* BEGIN *

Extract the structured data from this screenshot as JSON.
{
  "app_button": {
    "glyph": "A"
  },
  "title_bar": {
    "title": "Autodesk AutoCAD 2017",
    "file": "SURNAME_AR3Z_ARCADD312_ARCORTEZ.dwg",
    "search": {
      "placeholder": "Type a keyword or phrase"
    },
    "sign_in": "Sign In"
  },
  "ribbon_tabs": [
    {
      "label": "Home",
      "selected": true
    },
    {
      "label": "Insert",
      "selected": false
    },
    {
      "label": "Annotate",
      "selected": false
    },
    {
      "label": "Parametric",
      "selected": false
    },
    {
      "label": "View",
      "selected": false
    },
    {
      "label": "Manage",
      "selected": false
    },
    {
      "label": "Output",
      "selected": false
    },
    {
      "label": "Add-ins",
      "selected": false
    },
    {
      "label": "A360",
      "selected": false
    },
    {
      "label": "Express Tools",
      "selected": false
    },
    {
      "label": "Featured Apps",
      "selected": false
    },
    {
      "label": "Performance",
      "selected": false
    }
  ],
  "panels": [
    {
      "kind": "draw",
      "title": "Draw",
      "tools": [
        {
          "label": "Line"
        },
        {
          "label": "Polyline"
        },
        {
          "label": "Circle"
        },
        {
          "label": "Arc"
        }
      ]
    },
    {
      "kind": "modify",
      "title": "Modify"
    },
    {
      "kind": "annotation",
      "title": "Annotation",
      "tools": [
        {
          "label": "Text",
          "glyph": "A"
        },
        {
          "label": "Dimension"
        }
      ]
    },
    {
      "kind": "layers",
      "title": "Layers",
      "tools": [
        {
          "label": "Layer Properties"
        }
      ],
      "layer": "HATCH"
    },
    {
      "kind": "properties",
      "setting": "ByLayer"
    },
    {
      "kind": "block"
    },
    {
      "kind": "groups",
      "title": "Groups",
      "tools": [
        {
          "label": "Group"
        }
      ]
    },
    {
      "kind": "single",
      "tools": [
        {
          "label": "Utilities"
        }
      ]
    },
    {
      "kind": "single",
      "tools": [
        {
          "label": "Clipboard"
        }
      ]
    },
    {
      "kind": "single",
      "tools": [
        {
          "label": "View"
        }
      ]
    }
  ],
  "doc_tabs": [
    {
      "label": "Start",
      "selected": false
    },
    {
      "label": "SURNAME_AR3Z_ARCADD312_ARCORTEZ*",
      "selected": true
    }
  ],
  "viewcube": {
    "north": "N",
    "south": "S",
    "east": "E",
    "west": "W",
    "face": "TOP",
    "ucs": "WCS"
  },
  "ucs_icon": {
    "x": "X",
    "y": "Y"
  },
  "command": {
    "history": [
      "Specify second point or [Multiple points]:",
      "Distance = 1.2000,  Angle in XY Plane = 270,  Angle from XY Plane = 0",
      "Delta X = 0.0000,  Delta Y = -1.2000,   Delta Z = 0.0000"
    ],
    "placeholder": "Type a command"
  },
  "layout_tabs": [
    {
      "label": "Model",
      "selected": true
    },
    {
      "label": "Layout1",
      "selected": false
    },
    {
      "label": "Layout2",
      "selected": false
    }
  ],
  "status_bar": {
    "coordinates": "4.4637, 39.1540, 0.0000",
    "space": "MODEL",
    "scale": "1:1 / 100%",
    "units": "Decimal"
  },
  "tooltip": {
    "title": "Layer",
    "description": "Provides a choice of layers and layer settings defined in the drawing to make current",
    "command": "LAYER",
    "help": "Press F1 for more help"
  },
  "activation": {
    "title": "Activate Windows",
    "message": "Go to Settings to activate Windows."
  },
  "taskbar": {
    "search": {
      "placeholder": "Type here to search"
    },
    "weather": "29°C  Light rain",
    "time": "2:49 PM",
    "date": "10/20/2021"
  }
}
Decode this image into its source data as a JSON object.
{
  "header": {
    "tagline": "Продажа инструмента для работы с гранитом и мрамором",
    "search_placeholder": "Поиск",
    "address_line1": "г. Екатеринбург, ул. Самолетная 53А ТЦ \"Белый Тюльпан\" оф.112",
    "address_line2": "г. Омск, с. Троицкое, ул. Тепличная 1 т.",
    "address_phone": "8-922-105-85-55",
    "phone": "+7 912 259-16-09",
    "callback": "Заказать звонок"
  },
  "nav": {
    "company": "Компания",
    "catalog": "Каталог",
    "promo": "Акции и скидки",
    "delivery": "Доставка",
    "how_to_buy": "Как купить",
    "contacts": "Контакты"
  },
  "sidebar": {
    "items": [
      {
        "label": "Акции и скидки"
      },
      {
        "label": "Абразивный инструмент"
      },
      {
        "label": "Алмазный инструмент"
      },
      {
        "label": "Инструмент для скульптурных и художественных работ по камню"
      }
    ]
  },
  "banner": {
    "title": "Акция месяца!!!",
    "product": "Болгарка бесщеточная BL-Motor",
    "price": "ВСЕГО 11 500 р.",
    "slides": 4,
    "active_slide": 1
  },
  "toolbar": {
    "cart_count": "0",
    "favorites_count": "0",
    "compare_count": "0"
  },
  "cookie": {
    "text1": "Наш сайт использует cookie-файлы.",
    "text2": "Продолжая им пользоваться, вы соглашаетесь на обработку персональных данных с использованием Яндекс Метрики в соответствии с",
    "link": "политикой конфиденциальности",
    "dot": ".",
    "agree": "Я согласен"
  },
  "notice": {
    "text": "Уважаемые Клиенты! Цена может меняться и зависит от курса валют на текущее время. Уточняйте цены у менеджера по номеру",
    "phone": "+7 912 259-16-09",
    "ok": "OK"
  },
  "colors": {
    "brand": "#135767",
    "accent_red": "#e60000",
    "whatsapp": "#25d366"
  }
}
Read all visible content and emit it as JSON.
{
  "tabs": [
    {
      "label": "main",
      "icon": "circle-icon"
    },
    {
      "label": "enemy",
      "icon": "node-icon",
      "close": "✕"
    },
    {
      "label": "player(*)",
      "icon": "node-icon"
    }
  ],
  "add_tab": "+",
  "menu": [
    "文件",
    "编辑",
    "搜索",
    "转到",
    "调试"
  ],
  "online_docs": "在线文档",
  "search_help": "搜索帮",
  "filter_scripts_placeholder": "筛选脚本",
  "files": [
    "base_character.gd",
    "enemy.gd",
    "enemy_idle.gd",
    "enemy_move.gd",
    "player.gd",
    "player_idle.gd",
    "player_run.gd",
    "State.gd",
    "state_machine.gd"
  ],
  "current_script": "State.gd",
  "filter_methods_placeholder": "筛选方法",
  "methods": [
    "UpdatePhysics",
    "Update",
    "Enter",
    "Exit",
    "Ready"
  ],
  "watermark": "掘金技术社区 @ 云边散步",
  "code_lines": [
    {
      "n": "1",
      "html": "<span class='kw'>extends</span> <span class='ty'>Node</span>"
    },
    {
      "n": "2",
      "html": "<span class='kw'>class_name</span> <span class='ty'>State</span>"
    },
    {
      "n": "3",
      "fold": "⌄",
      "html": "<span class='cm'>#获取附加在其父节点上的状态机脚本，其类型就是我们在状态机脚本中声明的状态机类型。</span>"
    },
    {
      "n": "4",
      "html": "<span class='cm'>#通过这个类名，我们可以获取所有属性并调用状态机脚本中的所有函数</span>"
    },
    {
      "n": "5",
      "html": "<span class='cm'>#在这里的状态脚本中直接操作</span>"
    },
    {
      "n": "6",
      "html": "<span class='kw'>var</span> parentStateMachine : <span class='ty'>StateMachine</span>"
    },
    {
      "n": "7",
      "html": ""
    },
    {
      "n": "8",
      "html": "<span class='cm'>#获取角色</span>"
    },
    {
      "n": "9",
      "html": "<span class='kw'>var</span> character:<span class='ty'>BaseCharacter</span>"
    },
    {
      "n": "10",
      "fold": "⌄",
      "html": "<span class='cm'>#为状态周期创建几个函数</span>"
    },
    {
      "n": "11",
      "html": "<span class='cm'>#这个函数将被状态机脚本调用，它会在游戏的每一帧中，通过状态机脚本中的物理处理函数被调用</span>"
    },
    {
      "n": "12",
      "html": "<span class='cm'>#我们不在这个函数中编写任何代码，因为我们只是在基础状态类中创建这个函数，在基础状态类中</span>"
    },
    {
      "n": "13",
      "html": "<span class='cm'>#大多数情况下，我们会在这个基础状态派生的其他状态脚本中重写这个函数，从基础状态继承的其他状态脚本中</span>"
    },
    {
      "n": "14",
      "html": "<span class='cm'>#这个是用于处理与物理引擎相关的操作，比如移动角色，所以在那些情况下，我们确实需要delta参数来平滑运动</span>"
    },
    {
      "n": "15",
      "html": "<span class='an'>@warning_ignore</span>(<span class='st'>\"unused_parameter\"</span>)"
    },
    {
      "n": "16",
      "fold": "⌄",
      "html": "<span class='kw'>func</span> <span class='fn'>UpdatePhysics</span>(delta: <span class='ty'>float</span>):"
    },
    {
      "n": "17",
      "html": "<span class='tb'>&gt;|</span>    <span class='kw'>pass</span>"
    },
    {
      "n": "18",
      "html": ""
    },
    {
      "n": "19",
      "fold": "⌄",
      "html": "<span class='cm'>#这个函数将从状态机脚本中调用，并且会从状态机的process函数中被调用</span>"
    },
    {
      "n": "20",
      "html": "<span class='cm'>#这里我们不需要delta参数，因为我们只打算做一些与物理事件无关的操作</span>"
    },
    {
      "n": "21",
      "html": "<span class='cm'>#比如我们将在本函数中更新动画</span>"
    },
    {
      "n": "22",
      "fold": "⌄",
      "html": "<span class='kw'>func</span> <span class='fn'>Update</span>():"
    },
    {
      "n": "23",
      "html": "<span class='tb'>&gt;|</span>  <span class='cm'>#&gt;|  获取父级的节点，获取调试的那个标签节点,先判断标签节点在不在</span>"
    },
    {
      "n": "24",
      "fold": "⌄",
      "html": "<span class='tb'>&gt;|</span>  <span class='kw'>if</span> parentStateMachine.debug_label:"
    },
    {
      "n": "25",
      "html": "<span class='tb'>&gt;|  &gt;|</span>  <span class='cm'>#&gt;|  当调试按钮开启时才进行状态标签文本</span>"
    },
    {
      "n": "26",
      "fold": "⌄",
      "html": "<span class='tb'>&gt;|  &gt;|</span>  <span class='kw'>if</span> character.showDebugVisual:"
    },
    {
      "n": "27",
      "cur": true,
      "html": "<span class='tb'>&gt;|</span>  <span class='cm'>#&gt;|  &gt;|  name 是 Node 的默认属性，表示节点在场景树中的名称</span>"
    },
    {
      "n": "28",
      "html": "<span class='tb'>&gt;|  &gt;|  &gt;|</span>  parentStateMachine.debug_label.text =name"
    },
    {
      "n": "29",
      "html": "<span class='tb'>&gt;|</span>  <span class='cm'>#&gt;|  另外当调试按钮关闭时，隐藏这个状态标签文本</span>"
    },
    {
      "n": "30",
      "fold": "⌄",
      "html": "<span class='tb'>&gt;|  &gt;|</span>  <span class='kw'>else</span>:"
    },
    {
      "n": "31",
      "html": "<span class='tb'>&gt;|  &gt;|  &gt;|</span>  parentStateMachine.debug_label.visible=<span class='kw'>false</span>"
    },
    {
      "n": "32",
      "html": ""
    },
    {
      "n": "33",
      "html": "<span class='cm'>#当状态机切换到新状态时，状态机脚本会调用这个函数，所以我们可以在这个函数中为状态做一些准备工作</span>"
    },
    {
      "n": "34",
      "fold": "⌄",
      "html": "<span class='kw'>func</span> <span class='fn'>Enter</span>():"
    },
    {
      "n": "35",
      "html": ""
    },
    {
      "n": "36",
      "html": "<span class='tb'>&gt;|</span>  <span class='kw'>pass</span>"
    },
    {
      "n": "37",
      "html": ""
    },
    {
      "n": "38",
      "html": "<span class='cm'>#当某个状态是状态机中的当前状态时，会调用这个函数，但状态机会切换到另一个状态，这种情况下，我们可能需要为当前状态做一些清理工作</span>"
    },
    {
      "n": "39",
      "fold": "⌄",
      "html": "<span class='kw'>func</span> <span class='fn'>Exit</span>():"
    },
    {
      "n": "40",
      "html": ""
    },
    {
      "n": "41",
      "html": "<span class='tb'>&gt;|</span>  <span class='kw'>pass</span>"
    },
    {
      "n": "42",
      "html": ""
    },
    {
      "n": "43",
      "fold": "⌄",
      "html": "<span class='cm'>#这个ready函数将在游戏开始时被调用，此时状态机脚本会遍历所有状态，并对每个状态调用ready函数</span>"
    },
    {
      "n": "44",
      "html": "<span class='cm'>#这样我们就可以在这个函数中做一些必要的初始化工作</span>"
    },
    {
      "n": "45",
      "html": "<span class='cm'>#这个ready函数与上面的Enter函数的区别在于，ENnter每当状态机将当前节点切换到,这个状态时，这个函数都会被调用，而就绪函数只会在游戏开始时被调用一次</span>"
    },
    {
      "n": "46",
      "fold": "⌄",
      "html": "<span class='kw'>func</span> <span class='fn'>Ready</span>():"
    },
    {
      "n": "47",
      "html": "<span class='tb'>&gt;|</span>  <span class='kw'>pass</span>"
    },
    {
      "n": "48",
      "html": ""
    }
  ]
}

* END *

▸ **What you are asked to do**:
Which lines above hold the word "скидки"? Copy each of them.

▸ **Output below**:
    "promo": "Акции и скидки",
        "label": "Акции и скидки"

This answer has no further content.